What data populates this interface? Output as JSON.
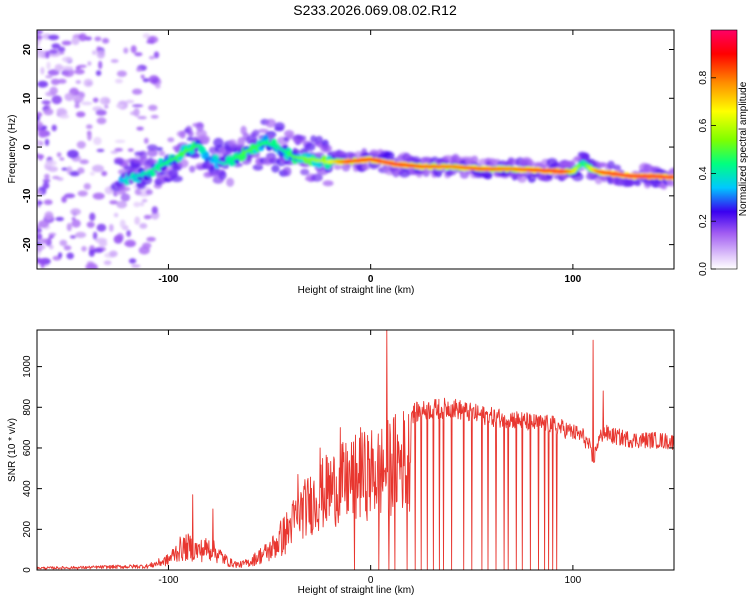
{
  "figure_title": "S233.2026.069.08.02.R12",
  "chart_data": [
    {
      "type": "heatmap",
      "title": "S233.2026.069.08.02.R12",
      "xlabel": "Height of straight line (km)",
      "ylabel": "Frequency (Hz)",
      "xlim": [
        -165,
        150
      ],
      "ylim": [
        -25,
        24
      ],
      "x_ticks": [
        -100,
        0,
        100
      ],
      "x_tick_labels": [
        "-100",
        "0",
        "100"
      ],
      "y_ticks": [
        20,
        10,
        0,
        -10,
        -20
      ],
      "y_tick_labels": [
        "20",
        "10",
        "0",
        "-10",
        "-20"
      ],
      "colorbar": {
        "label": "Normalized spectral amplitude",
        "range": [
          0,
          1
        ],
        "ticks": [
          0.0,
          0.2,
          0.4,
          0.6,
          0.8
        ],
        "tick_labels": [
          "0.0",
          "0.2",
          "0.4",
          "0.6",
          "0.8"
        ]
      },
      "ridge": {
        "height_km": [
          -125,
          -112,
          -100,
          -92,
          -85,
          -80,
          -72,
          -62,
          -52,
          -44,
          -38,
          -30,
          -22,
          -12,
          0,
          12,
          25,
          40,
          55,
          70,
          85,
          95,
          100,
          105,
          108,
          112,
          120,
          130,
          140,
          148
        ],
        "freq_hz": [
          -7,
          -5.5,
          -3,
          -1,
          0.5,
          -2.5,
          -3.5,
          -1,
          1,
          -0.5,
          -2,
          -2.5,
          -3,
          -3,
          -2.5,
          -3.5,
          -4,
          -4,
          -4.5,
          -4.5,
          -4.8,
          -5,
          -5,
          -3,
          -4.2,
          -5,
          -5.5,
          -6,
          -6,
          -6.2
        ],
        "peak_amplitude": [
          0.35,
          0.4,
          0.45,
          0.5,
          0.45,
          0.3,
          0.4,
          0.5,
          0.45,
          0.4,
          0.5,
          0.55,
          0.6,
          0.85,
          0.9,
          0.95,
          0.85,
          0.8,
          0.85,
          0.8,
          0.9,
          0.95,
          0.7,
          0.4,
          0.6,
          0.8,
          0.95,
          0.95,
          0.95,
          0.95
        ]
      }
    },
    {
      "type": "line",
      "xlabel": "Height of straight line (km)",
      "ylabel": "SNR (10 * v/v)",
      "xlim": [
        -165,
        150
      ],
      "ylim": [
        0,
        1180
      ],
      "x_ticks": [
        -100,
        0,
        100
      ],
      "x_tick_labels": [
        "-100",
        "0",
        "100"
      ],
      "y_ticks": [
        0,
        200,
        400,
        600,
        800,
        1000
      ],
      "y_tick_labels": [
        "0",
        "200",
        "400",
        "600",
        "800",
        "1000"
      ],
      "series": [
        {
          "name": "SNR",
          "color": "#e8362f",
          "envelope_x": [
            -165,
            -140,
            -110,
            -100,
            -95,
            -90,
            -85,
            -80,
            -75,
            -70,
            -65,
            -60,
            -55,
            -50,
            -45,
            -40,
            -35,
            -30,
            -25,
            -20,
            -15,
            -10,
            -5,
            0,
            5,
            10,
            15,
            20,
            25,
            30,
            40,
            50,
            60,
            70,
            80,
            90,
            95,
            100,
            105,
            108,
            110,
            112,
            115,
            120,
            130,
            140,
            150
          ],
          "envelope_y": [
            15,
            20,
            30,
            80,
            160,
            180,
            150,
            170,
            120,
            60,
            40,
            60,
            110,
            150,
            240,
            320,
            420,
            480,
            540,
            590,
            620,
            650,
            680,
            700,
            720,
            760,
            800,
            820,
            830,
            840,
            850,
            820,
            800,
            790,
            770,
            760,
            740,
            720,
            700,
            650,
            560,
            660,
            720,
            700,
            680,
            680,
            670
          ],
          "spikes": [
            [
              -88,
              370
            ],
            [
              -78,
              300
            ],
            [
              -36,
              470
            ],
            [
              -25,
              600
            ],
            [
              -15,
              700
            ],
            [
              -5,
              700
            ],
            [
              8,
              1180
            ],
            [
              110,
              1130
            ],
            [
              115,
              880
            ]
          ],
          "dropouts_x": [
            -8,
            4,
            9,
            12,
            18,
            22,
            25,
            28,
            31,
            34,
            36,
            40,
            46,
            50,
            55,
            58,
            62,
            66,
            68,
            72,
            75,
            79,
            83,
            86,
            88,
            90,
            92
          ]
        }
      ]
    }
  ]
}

• **WHAT NEEDS TO BE DONE**
Report only the number of lines that hold the string "ylabel" in this listing.

• **WORKED SOLUTION**
2